Written exercise:
Within the records that follow, find every line containing the string "Power". Copy those lines.
»»
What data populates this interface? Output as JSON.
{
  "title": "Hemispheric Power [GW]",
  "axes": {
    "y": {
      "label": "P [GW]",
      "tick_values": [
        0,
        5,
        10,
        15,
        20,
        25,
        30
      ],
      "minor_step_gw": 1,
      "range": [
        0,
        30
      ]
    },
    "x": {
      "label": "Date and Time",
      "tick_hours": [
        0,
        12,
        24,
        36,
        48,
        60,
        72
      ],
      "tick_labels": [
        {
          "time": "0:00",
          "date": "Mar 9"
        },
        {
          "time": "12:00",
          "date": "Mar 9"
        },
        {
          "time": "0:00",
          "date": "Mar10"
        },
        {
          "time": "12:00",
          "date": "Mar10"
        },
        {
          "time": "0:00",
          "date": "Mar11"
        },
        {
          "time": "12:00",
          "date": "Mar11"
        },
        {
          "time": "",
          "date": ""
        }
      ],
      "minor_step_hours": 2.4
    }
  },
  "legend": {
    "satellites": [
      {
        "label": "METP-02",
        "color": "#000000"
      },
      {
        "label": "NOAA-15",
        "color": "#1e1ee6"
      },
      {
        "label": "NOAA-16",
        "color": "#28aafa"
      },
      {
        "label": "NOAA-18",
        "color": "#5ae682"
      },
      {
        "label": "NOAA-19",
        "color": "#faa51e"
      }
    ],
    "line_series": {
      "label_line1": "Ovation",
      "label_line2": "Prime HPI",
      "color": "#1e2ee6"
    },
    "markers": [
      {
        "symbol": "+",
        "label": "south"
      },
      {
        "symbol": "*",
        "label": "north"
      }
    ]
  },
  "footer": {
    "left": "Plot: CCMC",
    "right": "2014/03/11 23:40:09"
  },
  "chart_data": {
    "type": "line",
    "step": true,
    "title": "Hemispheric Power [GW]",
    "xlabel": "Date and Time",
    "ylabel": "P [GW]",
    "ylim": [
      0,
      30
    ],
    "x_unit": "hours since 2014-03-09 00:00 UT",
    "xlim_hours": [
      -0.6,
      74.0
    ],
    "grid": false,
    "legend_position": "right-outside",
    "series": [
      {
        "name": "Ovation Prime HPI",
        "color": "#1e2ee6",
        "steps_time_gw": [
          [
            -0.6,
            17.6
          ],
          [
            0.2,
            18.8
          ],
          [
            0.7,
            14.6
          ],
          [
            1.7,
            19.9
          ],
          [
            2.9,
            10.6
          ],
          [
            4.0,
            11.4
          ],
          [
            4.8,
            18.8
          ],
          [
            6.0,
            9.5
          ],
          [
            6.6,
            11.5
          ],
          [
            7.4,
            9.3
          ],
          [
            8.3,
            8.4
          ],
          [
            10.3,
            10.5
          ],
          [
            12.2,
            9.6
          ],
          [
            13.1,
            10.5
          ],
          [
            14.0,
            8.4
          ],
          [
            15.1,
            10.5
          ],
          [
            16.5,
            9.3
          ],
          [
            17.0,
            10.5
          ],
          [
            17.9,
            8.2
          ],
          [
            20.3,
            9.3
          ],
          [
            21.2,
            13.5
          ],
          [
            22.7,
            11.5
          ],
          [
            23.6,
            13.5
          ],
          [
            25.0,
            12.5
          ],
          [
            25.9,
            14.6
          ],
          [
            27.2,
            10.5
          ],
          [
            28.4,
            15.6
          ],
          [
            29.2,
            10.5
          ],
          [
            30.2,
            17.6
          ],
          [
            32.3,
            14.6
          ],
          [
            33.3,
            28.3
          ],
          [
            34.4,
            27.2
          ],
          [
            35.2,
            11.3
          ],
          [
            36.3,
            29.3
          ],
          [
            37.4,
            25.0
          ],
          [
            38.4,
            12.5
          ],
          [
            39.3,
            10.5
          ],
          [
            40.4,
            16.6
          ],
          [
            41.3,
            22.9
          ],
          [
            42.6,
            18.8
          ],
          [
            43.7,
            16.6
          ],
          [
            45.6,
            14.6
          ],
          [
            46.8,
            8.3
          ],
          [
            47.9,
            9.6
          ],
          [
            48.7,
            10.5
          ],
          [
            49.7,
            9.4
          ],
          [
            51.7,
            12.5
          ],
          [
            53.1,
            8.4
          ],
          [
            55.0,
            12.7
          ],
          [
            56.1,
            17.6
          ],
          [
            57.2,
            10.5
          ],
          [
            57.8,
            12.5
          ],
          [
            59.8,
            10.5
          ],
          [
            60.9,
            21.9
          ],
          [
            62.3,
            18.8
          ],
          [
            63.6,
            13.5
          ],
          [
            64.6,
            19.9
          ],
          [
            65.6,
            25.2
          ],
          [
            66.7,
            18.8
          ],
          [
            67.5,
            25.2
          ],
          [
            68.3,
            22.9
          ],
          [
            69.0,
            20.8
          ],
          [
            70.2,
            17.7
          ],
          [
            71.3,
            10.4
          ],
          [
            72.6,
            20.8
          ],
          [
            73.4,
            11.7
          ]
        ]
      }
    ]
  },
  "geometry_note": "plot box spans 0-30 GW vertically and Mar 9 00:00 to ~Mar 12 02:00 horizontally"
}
««
Solved exercise:
  "title": "Hemispheric Power [GW]",
    "title": "Hemispheric Power [GW]",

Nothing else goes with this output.